##### Excerpted passage #####

Wired versus wireless commercial security

Sponsored By: Tyco

Once upon a time, commercial security was a sign out front that said “Beware of Dog” and (if you meant business) a nasty, fanged pooch patrolling your property every night.

With the advent of tech, or early tech, wired security came on, and this was considered a breakthrough. People rested easier in the knowledge that if anyone tried to break into their business, an apocalyptic siren would announce their intrusion to the world. We’re now living in a super-connected world — and getting more connected by the day. Consider the following telling statistics:

  • The Internet of Things (IoT) market will grow from US$157.05 billion in 2016 to US$661.74 billion by 2021, at a compound annual growth rate (CAGR) of 33.3 per cent. Source – Internet of Things (IoT) Market by Software Solution (MarketsandMarkets)
  • Global physical security market will grow from US $65.41 billion in 2015 to US$105.26 billion by 2020, at a CAGR of 9.98 per cent. Source – Physical Security Market by System, Services, Vertical, and Region (MarketsandMarkets)

Today, you have countless options when it comes to commercial security; at the top of the discussion is whether want to go with a wired (sensors on doors and windows, wired to a control panel) or wireless (sensors on doors and windows, transmitting signals to a control panel) security system.

Must be reliable and “tight”

A security system that isn’t airtight isn’t much of a security system. And if it isn’t reliable, there’s not much point in having it. Wireless tech allows for mobility, and is easy to use; however, any decent security system not only secures a business but, like any other IT system, has digital safeguards in place.

Loyal proponents of “tried and true” wired security systems would tell you that wireless systems can be hacked by bad actors; however, any security system worth a dime fully encrypts data, and even if an outside party manages to access your data, it won’t be of any use to them.

##### Information supplied #####

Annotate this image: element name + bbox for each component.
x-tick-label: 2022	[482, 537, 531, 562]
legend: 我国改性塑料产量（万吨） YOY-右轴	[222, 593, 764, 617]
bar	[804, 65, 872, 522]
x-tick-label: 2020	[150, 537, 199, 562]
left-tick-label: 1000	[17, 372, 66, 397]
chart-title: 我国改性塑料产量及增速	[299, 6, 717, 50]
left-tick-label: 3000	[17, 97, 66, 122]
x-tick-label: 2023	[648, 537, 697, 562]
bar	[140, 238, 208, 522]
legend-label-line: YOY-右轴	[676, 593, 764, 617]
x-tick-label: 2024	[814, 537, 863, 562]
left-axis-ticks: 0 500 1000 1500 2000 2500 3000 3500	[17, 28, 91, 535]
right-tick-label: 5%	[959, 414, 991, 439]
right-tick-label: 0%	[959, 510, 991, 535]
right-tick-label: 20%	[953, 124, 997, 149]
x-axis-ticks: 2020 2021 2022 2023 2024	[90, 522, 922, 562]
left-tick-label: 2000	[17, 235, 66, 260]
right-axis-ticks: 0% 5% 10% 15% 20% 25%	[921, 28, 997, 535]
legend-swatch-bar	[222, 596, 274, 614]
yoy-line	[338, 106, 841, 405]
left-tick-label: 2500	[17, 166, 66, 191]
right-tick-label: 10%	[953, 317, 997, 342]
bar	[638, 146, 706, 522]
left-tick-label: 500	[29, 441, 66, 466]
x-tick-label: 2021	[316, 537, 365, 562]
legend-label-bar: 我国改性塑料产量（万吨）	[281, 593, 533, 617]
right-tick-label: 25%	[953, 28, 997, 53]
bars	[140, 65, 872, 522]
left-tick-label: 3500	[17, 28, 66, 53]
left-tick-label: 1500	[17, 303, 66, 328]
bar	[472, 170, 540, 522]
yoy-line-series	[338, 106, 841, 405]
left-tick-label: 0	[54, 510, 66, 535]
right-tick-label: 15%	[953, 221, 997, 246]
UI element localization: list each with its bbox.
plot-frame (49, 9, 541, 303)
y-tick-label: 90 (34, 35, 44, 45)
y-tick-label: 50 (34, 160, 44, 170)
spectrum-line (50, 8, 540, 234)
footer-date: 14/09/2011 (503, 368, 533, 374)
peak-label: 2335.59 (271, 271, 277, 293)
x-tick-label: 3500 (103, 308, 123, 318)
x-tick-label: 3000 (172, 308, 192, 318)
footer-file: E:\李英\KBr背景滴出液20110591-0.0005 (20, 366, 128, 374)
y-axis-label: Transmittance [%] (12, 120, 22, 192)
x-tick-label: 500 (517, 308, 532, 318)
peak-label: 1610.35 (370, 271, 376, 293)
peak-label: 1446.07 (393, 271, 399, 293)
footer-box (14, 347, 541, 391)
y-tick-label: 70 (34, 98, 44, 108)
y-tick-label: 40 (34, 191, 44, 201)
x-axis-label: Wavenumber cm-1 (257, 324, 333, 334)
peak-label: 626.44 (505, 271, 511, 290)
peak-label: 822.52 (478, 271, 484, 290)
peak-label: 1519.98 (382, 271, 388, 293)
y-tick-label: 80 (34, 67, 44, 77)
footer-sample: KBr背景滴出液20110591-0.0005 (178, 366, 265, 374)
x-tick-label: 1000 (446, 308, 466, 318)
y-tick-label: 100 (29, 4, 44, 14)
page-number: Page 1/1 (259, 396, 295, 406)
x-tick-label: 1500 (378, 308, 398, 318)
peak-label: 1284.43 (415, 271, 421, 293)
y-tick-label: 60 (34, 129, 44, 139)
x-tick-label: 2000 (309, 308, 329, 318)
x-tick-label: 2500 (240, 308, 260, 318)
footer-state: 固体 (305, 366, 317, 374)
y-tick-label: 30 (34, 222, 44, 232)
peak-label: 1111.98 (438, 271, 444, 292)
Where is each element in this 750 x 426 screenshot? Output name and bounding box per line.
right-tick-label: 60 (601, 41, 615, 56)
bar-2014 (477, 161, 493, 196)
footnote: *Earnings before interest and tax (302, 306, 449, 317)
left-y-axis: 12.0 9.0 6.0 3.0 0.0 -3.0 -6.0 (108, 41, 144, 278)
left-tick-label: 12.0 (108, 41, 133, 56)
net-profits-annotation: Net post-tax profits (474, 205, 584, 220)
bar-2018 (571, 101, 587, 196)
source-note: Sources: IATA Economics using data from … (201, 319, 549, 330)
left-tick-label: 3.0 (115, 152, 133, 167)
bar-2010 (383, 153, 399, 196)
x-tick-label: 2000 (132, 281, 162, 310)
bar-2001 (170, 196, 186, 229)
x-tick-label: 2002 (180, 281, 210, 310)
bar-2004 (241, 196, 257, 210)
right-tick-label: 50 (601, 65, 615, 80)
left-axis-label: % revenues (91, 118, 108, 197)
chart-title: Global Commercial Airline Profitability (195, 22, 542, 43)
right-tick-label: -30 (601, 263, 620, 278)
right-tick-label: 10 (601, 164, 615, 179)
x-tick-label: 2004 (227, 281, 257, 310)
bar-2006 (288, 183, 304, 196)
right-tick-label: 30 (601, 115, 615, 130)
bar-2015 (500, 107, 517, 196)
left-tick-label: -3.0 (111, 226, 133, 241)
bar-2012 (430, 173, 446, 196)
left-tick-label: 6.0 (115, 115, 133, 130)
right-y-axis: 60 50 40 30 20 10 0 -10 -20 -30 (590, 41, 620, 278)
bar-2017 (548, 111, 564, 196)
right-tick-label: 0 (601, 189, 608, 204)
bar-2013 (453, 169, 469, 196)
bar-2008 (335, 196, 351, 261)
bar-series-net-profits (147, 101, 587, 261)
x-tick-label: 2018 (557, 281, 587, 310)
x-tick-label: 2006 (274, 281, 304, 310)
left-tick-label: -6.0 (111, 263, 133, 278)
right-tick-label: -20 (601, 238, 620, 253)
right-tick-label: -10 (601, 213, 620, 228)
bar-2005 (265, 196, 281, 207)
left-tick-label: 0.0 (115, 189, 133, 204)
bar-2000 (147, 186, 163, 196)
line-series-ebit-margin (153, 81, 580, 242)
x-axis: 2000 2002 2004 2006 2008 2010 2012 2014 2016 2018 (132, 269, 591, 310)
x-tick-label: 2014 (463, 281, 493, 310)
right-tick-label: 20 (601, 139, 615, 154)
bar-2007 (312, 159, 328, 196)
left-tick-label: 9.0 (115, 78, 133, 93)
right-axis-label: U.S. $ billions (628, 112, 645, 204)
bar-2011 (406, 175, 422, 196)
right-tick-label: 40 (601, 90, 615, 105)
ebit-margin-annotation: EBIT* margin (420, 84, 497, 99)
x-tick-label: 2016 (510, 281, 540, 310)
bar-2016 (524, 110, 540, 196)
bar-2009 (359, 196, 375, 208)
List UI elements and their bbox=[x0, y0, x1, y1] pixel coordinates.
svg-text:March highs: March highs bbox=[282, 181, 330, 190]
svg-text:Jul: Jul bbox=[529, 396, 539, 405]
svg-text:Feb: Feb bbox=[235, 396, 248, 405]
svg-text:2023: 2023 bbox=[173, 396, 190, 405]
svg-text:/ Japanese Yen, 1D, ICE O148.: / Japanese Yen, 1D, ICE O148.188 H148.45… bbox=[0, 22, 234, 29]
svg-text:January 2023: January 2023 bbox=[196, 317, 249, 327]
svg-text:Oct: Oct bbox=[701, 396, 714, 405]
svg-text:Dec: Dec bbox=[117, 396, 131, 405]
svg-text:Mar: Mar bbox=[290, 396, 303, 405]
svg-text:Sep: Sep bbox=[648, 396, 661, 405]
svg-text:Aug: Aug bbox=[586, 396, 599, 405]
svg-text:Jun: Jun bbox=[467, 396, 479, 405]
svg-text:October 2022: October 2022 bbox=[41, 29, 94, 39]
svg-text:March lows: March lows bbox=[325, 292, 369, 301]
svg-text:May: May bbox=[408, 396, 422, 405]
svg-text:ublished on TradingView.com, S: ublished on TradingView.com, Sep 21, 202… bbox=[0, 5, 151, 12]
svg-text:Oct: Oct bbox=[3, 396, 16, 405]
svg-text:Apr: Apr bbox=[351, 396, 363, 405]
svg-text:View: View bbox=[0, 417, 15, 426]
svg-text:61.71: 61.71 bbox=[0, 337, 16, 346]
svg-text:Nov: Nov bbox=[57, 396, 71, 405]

#####

▸ To do:
- A) Put this sentence from the piece on wired versus wireless security into Spanish: "A security system that isn’t airtight isn’t much of a security system."
- B) From the piece on wired versus wireless security, repeat the words starting with "A security system that" and going on through "safeguards in place.".
The items have nothing to do with this.

▸ Answers per task:
- A) Un sistema de seguridad que no es hermético no es gran cosa como sistema de seguridad.

- B)
A security system that isn’t airtight isn’t much of a security system. And if it isn’t reliable, there’s not much point in having it. Wireless tech allows for mobility, and is easy to use; however, any decent security system not only secures a business but, like any other IT system, has digital safeguards in place.